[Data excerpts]
= = = =

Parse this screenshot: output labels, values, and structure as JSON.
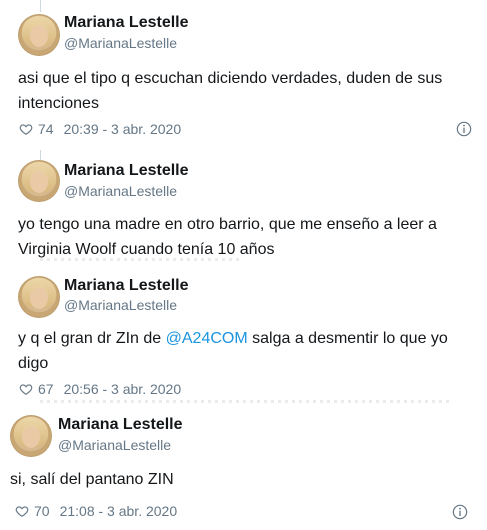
{
  "tweets": [
    {
      "name": "Mariana Lestelle",
      "handle": "@MarianaLestelle",
      "text_lines": [
        "asi que el tipo q escuchan diciendo verdades, duden de sus",
        "intenciones"
      ],
      "likes": "74",
      "time": "20:39 - 3 abr. 2020"
    },
    {
      "name": "Mariana Lestelle",
      "handle": "@MarianaLestelle",
      "text_lines": [
        "yo tengo una madre en otro barrio, que me enseño a leer a",
        "Virginia Woolf cuando tenía 10 años"
      ]
    },
    {
      "name": "Mariana Lestelle",
      "handle": "@MarianaLestelle",
      "text_pre": "y q el gran dr ZIn de ",
      "mention": "@A24COM",
      "text_post": " salga a desmentir lo que yo",
      "text_line2": "digo",
      "likes": "67",
      "time": "20:56 - 3 abr. 2020"
    },
    {
      "name": "Mariana Lestelle",
      "handle": "@MarianaLestelle",
      "text_lines": [
        "si, salí del pantano  ZIN"
      ],
      "likes": "70",
      "time": "21:08 - 3 abr. 2020"
    }
  ],
  "colors": {
    "text": "#14171a",
    "secondary": "#657786",
    "mention": "#1b95e0",
    "thread": "#cfd9de"
  },
  "icons": [
    "heart-icon",
    "info-icon"
  ]
}
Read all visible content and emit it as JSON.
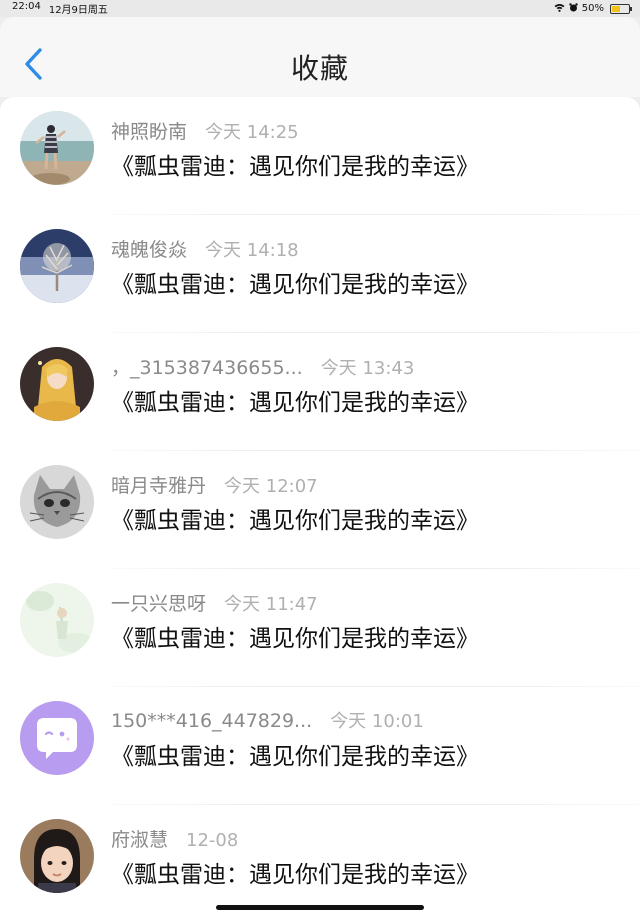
{
  "status_bar": {
    "time": "22:04",
    "date": "12月9日周五",
    "battery": "50%",
    "battery_level": 0.5
  },
  "header": {
    "title": "收藏",
    "back_icon": "chevron-left-icon",
    "accent_color": "#2e8ce6"
  },
  "items": [
    {
      "name": "神照盼南",
      "time": "今天 14:25",
      "content": "《瓢虫雷迪：遇见你们是我的幸运》",
      "avatar": "photo-girl-by-sea"
    },
    {
      "name": "魂魄俊焱",
      "time": "今天 14:18",
      "content": "《瓢虫雷迪：遇见你们是我的幸运》",
      "avatar": "photo-snowy-tree"
    },
    {
      "name": "，_315387436655...",
      "time": "今天 13:43",
      "content": "《瓢虫雷迪：遇见你们是我的幸运》",
      "avatar": "photo-blonde-anime-girl"
    },
    {
      "name": "暗月寺雅丹",
      "time": "今天 12:07",
      "content": "《瓢虫雷迪：遇见你们是我的幸运》",
      "avatar": "photo-cat-sketch"
    },
    {
      "name": "一只兴思呀",
      "time": "今天 11:47",
      "content": "《瓢虫雷迪：遇见你们是我的幸运》",
      "avatar": "photo-pale-green"
    },
    {
      "name": "150***416_447829...",
      "time": "今天 10:01",
      "content": "《瓢虫雷迪：遇见你们是我的幸运》",
      "avatar": "chat-bubble-default-avatar"
    },
    {
      "name": "府淑慧",
      "time": "12-08",
      "content": "《瓢虫雷迪：遇见你们是我的幸运》",
      "avatar": "photo-child-portrait"
    }
  ]
}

= = = =

Set down all the data again exactly as above, pictures excluded.

◆ **Exercise response**:
Parse this screenshot: output labels, values, and structure as JSON.
{
  "tweets": [
    {
      "name": "Mariana Lestelle",
      "handle": "@MarianaLestelle",
      "text_lines": [
        "asi que el tipo q escuchan diciendo verdades, duden de sus",
        "intenciones"
      ],
      "likes": "74",
      "time": "20:39 - 3 abr. 2020"
    },
    {
      "name": "Mariana Lestelle",
      "handle": "@MarianaLestelle",
      "text_lines": [
        "yo tengo una madre en otro barrio, que me enseño a leer a",
        "Virginia Woolf cuando tenía 10 años"
      ]
    },
    {
      "name": "Mariana Lestelle",
      "handle": "@MarianaLestelle",
      "text_pre": "y q el gran dr ZIn de ",
      "mention": "@A24COM",
      "text_post": " salga a desmentir lo que yo",
      "text_line2": "digo",
      "likes": "67",
      "time": "20:56 - 3 abr. 2020"
    },
    {
      "name": "Mariana Lestelle",
      "handle": "@MarianaLestelle",
      "text_lines": [
        "si, salí del pantano  ZIN"
      ],
      "likes": "70",
      "time": "21:08 - 3 abr. 2020"
    }
  ],
  "colors": {
    "text": "#14171a",
    "secondary": "#657786",
    "mention": "#1b95e0",
    "thread": "#cfd9de"
  },
  "icons": [
    "heart-icon",
    "info-icon"
  ]
}
Read all visible content and emit it as JSON.
{
  "status_bar": {
    "time": "22:04",
    "date": "12月9日周五",
    "battery": "50%",
    "battery_level": 0.5
  },
  "header": {
    "title": "收藏",
    "back_icon": "chevron-left-icon",
    "accent_color": "#2e8ce6"
  },
  "items": [
    {
      "name": "神照盼南",
      "time": "今天 14:25",
      "content": "《瓢虫雷迪：遇见你们是我的幸运》",
      "avatar": "photo-girl-by-sea"
    },
    {
      "name": "魂魄俊焱",
      "time": "今天 14:18",
      "content": "《瓢虫雷迪：遇见你们是我的幸运》",
      "avatar": "photo-snowy-tree"
    },
    {
      "name": "，_315387436655...",
      "time": "今天 13:43",
      "content": "《瓢虫雷迪：遇见你们是我的幸运》",
      "avatar": "photo-blonde-anime-girl"
    },
    {
      "name": "暗月寺雅丹",
      "time": "今天 12:07",
      "content": "《瓢虫雷迪：遇见你们是我的幸运》",
      "avatar": "photo-cat-sketch"
    },
    {
      "name": "一只兴思呀",
      "time": "今天 11:47",
      "content": "《瓢虫雷迪：遇见你们是我的幸运》",
      "avatar": "photo-pale-green"
    },
    {
      "name": "150***416_447829...",
      "time": "今天 10:01",
      "content": "《瓢虫雷迪：遇见你们是我的幸运》",
      "avatar": "chat-bubble-default-avatar"
    },
    {
      "name": "府淑慧",
      "time": "12-08",
      "content": "《瓢虫雷迪：遇见你们是我的幸运》",
      "avatar": "photo-child-portrait"
    }
  ]
}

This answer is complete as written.